## Your objective
Drop every picture, then transcribe the remaining data exactly.

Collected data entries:
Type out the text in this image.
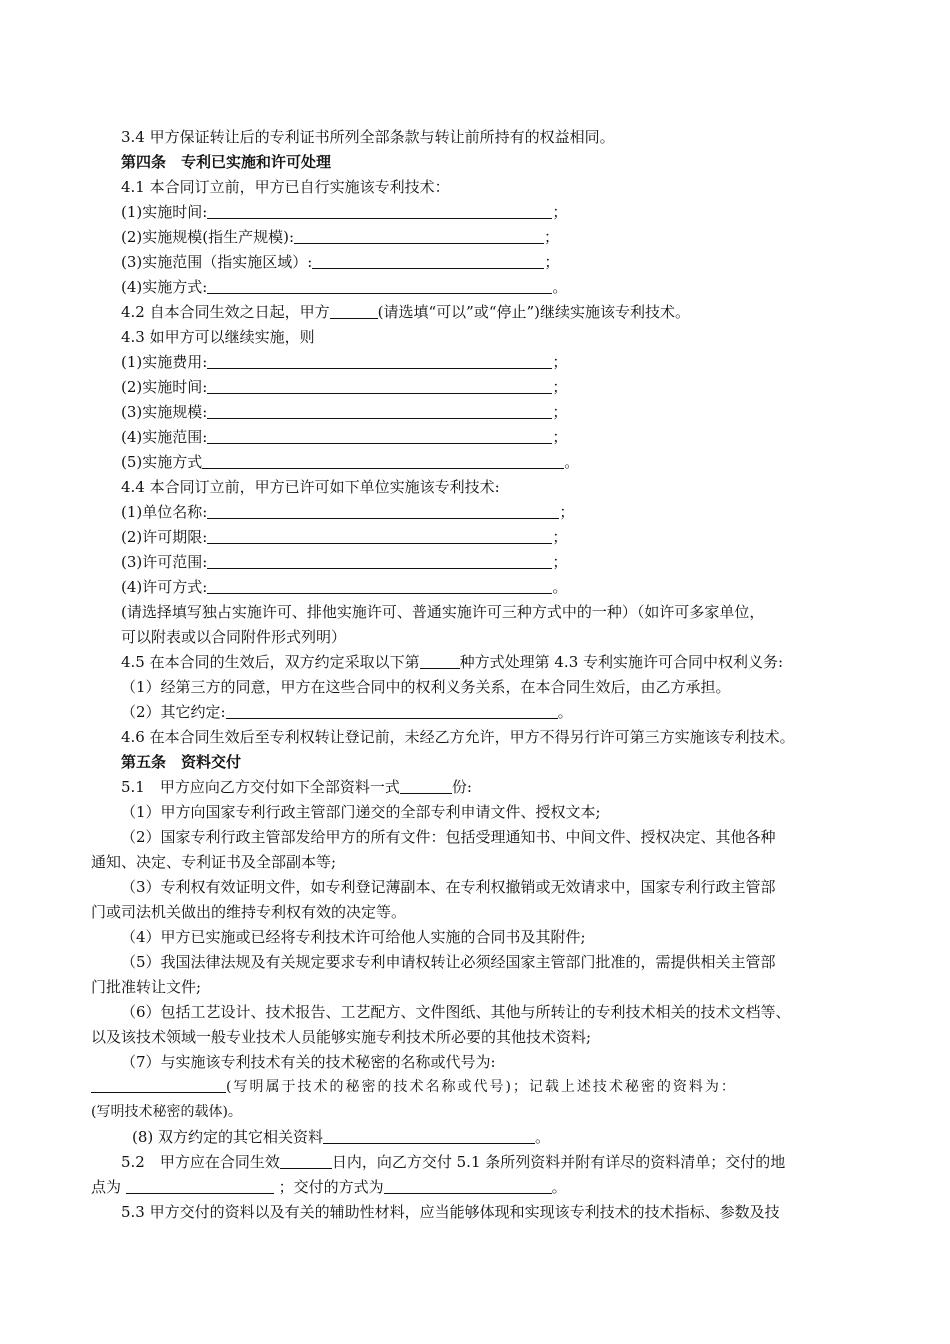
3.4 甲方保证转让后的专利证书所列全部条款与转让前所持有的权益相同。
第四条　专利已实施和许可处理
4.1 本合同订立前，甲方已自行实施该专利技术：
(1)实施时间:	；
(2)实施规模(指生产规模):	；
(3)实施范围（指实施区域）:	；
(4)实施方式:	。
4.2 自本合同生效之日起，甲方	(请选填“可以”或“停止”)继续实施该专利技术。
4.3 如甲方可以继续实施，则
(1)实施费用:	；
(2)实施时间:	；
(3)实施规模:	；
(4)实施范围:	；
(5)实施方式	。
4.4 本合同订立前，甲方已许可如下单位实施该专利技术:
(1)单位名称:	；
(2)许可期限:	；
(3)许可范围:	；
(4)许可方式:	。
(请选择填写独占实施许可、排他实施许可、普通实施许可三种方式中的一种）（如许可多家单位，
可以附表或以合同附件形式列明）
4.5 在本合同的生效后，双方约定采取以下第	种方式处理第 4.3 专利实施许可合同中权利义务:
（1）经第三方的同意，甲方在这些合同中的权利义务关系，在本合同生效后，由乙方承担。
（2）其它约定:	。
4.6 在本合同生效后至专利权转让登记前，未经乙方允许，甲方不得另行许可第三方实施该专利技术。
第五条　资料交付
5.1　甲方应向乙方交付如下全部资料一式	份:
（1）甲方向国家专利行政主管部门递交的全部专利申请文件、授权文本;
（2）国家专利行政主管部发给甲方的所有文件：包括受理通知书、中间文件、授权决定、其他各种
通知、决定、专利证书及全部副本等;
（3）专利权有效证明文件，如专利登记薄副本、在专利权撤销或无效请求中，国家专利行政主管部
门或司法机关做出的维持专利权有效的决定等。
（4）甲方已实施或已经将专利技术许可给他人实施的合同书及其附件;
（5）我国法律法规及有关规定要求专利申请权转让必须经国家主管部门批准的，需提供相关主管部
门批准转让文件;
（6）包括工艺设计、技术报告、工艺配方、文件图纸、其他与所转让的专利技术相关的技术文档等、
以及该技术领域一般专业技术人员能够实施专利技术所必要的其他技术资料;
（7）与实施该专利技术有关的技术秘密的名称或代号为:
(写明属于技术的秘密的技术名称或代号)；记载上述技术秘密的资料为：
(写明技术秘密的载体)。
(8) 双方约定的其它相关资料	。
5.2　甲方应在合同生效	日内，向乙方交付 5.1 条所列资料并附有详尽的资料清单；交付的地
点为	；交付的方式为	。
5.3 甲方交付的资料以及有关的辅助性材料，应当能够体现和实现该专利技术的技术指标、参数及技
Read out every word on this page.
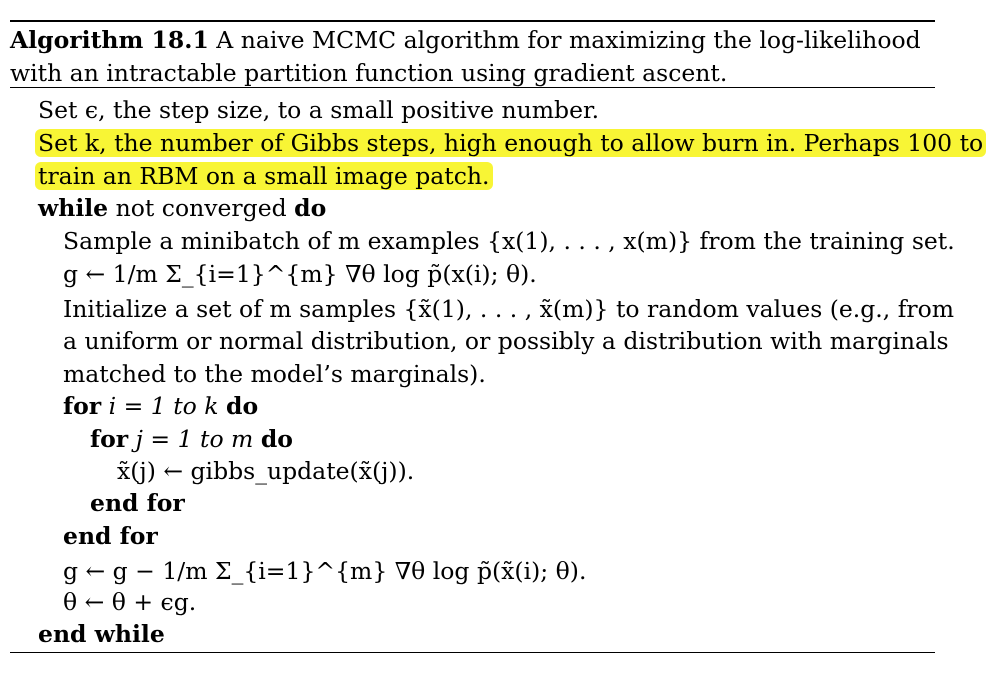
Algorithm 18.1 A naive MCMC algorithm for maximizing the log-likelihood
with an intractable partition function using gradient ascent.
Set ϵ, the step size, to a small positive number.
Set k, the number of Gibbs steps, high enough to allow burn in. Perhaps 100 to
train an RBM on a small image patch.
while not converged do
Sample a minibatch of m examples {x(1), . . . , x(m)} from the training set.
g ← 1/m Σ_{i=1}^{m} ∇θ log p̃(x(i); θ).
Initialize a set of m samples {x̃(1), . . . , x̃(m)} to random values (e.g., from
a uniform or normal distribution, or possibly a distribution with marginals
matched to the model’s marginals).
for i = 1 to k do
for j = 1 to m do
x̃(j) ← gibbs_update(x̃(j)).
end for
end for
g ← g − 1/m Σ_{i=1}^{m} ∇θ log p̃(x̃(i); θ).
θ ← θ + ϵg.
end while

## Response to the exercise
Type out the text in this image.
3.4 甲方保证转让后的专利证书所列全部条款与转让前所持有的权益相同。
第四条　专利已实施和许可处理
4.1 本合同订立前，甲方已自行实施该专利技术：
(1)实施时间:	；
(2)实施规模(指生产规模):	；
(3)实施范围（指实施区域）:	；
(4)实施方式:	。
4.2 自本合同生效之日起，甲方	(请选填“可以”或“停止”)继续实施该专利技术。
4.3 如甲方可以继续实施，则
(1)实施费用:	；
(2)实施时间:	；
(3)实施规模:	；
(4)实施范围:	；
(5)实施方式	。
4.4 本合同订立前，甲方已许可如下单位实施该专利技术:
(1)单位名称:	；
(2)许可期限:	；
(3)许可范围:	；
(4)许可方式:	。
(请选择填写独占实施许可、排他实施许可、普通实施许可三种方式中的一种）（如许可多家单位，
可以附表或以合同附件形式列明）
4.5 在本合同的生效后，双方约定采取以下第	种方式处理第 4.3 专利实施许可合同中权利义务:
（1）经第三方的同意，甲方在这些合同中的权利义务关系，在本合同生效后，由乙方承担。
（2）其它约定:	。
4.6 在本合同生效后至专利权转让登记前，未经乙方允许，甲方不得另行许可第三方实施该专利技术。
第五条　资料交付
5.1　甲方应向乙方交付如下全部资料一式	份:
（1）甲方向国家专利行政主管部门递交的全部专利申请文件、授权文本;
（2）国家专利行政主管部发给甲方的所有文件：包括受理通知书、中间文件、授权决定、其他各种
通知、决定、专利证书及全部副本等;
（3）专利权有效证明文件，如专利登记薄副本、在专利权撤销或无效请求中，国家专利行政主管部
门或司法机关做出的维持专利权有效的决定等。
（4）甲方已实施或已经将专利技术许可给他人实施的合同书及其附件;
（5）我国法律法规及有关规定要求专利申请权转让必须经国家主管部门批准的，需提供相关主管部
门批准转让文件;
（6）包括工艺设计、技术报告、工艺配方、文件图纸、其他与所转让的专利技术相关的技术文档等、
以及该技术领域一般专业技术人员能够实施专利技术所必要的其他技术资料;
（7）与实施该专利技术有关的技术秘密的名称或代号为:
(写明属于技术的秘密的技术名称或代号)；记载上述技术秘密的资料为：
(写明技术秘密的载体)。
(8) 双方约定的其它相关资料	。
5.2　甲方应在合同生效	日内，向乙方交付 5.1 条所列资料并附有详尽的资料清单；交付的地
点为	；交付的方式为	。
5.3 甲方交付的资料以及有关的辅助性材料，应当能够体现和实现该专利技术的技术指标、参数及技
Read out every word on this page.
Algorithm 18.1 A naive MCMC algorithm for maximizing the log-likelihood
with an intractable partition function using gradient ascent.
Set ϵ, the step size, to a small positive number.
Set k, the number of Gibbs steps, high enough to allow burn in. Perhaps 100 to
train an RBM on a small image patch.
while not converged do
Sample a minibatch of m examples {x(1), . . . , x(m)} from the training set.
g ← 1/m Σ_{i=1}^{m} ∇θ log p̃(x(i); θ).
Initialize a set of m samples {x̃(1), . . . , x̃(m)} to random values (e.g., from
a uniform or normal distribution, or possibly a distribution with marginals
matched to the model’s marginals).
for i = 1 to k do
for j = 1 to m do
x̃(j) ← gibbs_update(x̃(j)).
end for
end for
g ← g − 1/m Σ_{i=1}^{m} ∇θ log p̃(x̃(i); θ).
θ ← θ + ϵg.
end while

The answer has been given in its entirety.